Segment Start: Page text
Umut Sönmez

Personal information
- Date of birth: 20 June 1993 (age 32)
- Place of birth: Varto, Muş, Turkey
- Height: 1.82 m (6 ft 0 in)
- Position: Midfielder

Team information
- Current team: VfR Aalen
- Number: 22

Youth career
- 2010–2013: FC Augsburg

Senior career*
- Years: Team / Apps / (Gls)
- 2012–2013: FC Augsburg II / 2 / (0)
- 2013–2014: FC Memmingen / 42 / (12)
- 2014–2015: Orduspor / 14 / (1)
- 2015–2016: Gaziantep BB / 38 / (5)
- 2016–2017: Kayserispor / 13 / (0)
- 2017: Adana Demirspor / 6 / (0)
- 2018–2019: Manisa / 7 / (1)
- 2019–2020: Tuzlaspor / 27 / (3)
- 2020–2021: 24 Erzincanspor / 14 / (1)
- 2021: Pendikspor / 18 / (5)
- 2021–2022: Sakaryaspor / 21 / (1)
- 2022–2023: İnegölspor / 11 / (0)
- 2023: Fethiyespor / 11 / (0)
- 2023–: VfR Aalen / 0 / (0)

International career
- 2014: Azerbaijan U21 / 1 / (0)
Segment End: Page text
Segment Start: Data shown
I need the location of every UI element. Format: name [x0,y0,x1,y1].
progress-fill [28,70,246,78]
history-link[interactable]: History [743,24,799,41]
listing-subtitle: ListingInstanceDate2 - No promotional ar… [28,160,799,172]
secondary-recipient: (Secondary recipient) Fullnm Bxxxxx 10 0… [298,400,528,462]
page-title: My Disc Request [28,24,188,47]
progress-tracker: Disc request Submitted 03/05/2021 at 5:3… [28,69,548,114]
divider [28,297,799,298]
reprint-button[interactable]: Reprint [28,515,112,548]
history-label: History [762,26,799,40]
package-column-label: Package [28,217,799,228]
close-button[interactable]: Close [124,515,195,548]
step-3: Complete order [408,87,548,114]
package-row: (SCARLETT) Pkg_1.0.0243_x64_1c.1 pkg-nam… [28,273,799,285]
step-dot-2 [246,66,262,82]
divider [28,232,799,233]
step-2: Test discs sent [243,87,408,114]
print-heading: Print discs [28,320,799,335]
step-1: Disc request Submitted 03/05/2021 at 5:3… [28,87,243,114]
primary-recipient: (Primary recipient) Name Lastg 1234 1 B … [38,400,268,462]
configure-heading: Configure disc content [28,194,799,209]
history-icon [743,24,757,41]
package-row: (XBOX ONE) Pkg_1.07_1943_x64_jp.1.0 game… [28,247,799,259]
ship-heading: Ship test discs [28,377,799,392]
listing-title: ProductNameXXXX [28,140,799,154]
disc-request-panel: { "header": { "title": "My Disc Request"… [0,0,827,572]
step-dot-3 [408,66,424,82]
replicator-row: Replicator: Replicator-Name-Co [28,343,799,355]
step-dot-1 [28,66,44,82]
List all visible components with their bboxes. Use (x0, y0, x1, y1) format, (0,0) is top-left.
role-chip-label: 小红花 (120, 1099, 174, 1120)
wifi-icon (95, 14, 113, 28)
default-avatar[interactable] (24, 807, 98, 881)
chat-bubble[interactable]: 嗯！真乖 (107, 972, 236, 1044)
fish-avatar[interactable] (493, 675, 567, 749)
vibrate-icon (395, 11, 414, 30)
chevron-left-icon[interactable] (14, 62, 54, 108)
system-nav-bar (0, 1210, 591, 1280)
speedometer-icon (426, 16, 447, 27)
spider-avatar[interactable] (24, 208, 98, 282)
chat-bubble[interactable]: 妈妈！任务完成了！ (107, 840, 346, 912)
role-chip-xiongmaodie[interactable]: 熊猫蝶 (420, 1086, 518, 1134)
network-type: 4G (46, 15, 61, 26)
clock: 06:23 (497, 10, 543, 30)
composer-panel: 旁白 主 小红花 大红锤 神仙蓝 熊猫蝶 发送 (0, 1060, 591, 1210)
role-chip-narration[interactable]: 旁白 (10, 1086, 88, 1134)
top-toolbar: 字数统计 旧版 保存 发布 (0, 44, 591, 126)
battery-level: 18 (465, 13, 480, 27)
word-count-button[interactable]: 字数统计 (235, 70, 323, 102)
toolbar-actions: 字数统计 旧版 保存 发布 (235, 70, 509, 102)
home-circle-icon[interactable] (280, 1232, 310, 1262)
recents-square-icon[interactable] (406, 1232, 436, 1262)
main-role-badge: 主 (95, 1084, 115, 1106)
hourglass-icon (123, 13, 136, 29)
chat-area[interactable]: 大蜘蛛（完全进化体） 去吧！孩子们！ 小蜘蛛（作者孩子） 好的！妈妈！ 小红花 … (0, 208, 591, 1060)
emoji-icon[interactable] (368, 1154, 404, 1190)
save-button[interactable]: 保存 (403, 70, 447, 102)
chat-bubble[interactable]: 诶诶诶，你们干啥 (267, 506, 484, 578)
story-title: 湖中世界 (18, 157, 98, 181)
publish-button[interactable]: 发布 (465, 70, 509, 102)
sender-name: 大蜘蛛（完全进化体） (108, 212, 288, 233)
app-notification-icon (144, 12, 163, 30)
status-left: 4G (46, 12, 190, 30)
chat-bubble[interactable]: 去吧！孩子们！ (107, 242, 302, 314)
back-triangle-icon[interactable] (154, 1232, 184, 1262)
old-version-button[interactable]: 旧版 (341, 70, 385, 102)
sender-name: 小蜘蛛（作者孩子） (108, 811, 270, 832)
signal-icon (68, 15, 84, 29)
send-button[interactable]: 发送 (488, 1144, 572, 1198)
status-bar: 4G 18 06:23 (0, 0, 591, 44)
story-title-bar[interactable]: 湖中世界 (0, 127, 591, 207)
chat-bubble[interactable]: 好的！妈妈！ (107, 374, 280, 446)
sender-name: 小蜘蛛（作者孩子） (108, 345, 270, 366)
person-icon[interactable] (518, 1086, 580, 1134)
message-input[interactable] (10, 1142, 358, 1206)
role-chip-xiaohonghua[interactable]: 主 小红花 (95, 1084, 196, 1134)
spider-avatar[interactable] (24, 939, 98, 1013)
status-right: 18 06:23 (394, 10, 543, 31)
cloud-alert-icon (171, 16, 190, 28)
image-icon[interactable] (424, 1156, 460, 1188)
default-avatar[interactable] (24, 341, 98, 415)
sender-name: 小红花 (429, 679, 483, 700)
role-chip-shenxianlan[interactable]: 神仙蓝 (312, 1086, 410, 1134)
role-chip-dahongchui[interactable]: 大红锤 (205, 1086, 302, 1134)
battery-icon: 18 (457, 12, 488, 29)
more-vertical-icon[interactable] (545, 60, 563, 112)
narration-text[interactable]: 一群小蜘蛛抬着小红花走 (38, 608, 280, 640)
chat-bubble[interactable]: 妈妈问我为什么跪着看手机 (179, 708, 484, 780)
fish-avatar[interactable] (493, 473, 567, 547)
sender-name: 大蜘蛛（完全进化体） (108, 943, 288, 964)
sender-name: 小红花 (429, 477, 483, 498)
Segment End: Data shown
- Assignment A
Answer from the Umut Sönmez profile:
(i) What is the player's place of birth?
(ii) What number does the player wear at the current team?
(iii) Which side did the player represent internationally in 2014?
- Assignment B
Reproduce the Umut Sönmez profile from "- 2014–2015: Orduspor" to "İnegölspor / 11 / (0)" word for word.
- Assignment C
Carry on the Umut Sönmez profile from its last line.
The listing is separate material, unrelated to the Umut Sönmez profile.

- Written answer A
(i) Varto, Muş, Turkey
(ii) 22
(iii) Azerbaijan U21

- Written answer B
- 2014–2015: Orduspor / 14 / (1)
- 2015–2016: Gaziantep BB / 38 / (5)
- 2016–2017: Kayserispor / 13 / (0)
- 2017: Adana Demirspor / 6 / (0)
- 2018–2019: Manisa / 7 / (1)
- 2019–2020: Tuzlaspor / 27 / (3)
- 2020–2021: 24 Erzincanspor / 14 / (1)
- 2021: Pendikspor / 18 / (5)
- 2021–2022: Sakaryaspor / 21 / (1)
- 2022–2023: İnegölspor / 11 / (0)

- Written answer C
= Umut Sönmez =

Azerbaijani footballer (born 1993)

Umut Sönmez (born 20 June 1993) is an Azerbaijani footballer who plays for German Regionalliga club VfR Aalen. He plays as a midfielder, and can work in both an offensive and creative role.

==Career==
Sönmez is a youth product of the German side FC Augsburg, and made his senior debut with their reserves in 2013. He followed that up with a stint at FC Memmingen, before moving to Turkey with Orduspor and Gaziantep BB. In 2016, he made his professional debut with Süper Lig side Kayserispor, He followed that up with successive stints at Adana Demirspor, Manisa, Tuzlaspor, 24 Erzincanspor, Pendikspor, and Sakaryaspor.

On 15 September 2023, Sönmez signed with VfR Aalen in Regionalliga.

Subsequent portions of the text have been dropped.